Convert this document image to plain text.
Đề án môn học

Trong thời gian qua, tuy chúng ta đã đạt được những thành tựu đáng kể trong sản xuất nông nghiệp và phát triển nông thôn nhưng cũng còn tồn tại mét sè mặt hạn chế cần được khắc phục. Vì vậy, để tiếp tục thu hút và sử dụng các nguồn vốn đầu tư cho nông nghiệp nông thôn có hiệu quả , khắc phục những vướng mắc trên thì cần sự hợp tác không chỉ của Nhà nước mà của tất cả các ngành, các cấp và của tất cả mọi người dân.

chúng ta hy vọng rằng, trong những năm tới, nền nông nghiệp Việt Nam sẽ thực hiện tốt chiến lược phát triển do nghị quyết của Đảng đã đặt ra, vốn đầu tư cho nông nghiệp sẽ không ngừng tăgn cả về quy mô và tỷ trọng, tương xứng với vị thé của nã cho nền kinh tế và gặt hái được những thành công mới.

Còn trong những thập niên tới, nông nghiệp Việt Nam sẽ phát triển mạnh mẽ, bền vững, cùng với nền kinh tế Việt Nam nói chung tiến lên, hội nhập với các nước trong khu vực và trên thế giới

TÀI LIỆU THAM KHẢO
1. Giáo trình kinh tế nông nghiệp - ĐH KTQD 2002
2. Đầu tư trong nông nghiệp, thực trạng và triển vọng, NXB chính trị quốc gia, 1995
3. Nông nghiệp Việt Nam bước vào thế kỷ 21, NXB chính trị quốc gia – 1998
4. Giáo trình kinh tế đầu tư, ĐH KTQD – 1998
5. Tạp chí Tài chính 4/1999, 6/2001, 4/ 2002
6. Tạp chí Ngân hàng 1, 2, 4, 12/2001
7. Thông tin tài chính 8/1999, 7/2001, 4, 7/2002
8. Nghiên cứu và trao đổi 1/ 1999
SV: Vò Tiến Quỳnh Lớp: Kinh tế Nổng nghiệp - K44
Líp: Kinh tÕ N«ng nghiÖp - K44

→ Given request: Copy each line holding the word "những" from the listing above.

→ Solved exercise:
Trong thời gian qua, tuy chúng ta đã đạt được những thành tựu đáng kể trong sản xuất nông nghiệp và phát triển nông thôn nhưng cũng còn tồn tại mét sè mặt hạn chế cần được khắc phục. Vì vậy, để tiếp tục thu hút và sử dụng các nguồn vốn đầu tư cho nông nghiệp nông thôn có hiệu quả , khắc phục những vướng mắc trên thì cần sự hợp tác không chỉ của Nhà nước mà của tất cả các ngành, các cấp và của tất cả mọi người dân.
chúng ta hy vọng rằng, trong những năm tới, nền nông nghiệp Việt Nam sẽ thực hiện tốt chiến lược phát triển do nghị quyết của Đảng đã đặt ra, vốn đầu tư cho nông nghiệp sẽ không ngừng tăgn cả về quy mô và tỷ trọng, tương xứng với vị thé của nã cho nền kinh tế và gặt hái được những thành công mới.
Còn trong những thập niên tới, nông nghiệp Việt Nam sẽ phát triển mạnh mẽ, bền vững, cùng với nền kinh tế Việt Nam nói chung tiến lên, hội nhập với các nước trong khu vực và trên thế giới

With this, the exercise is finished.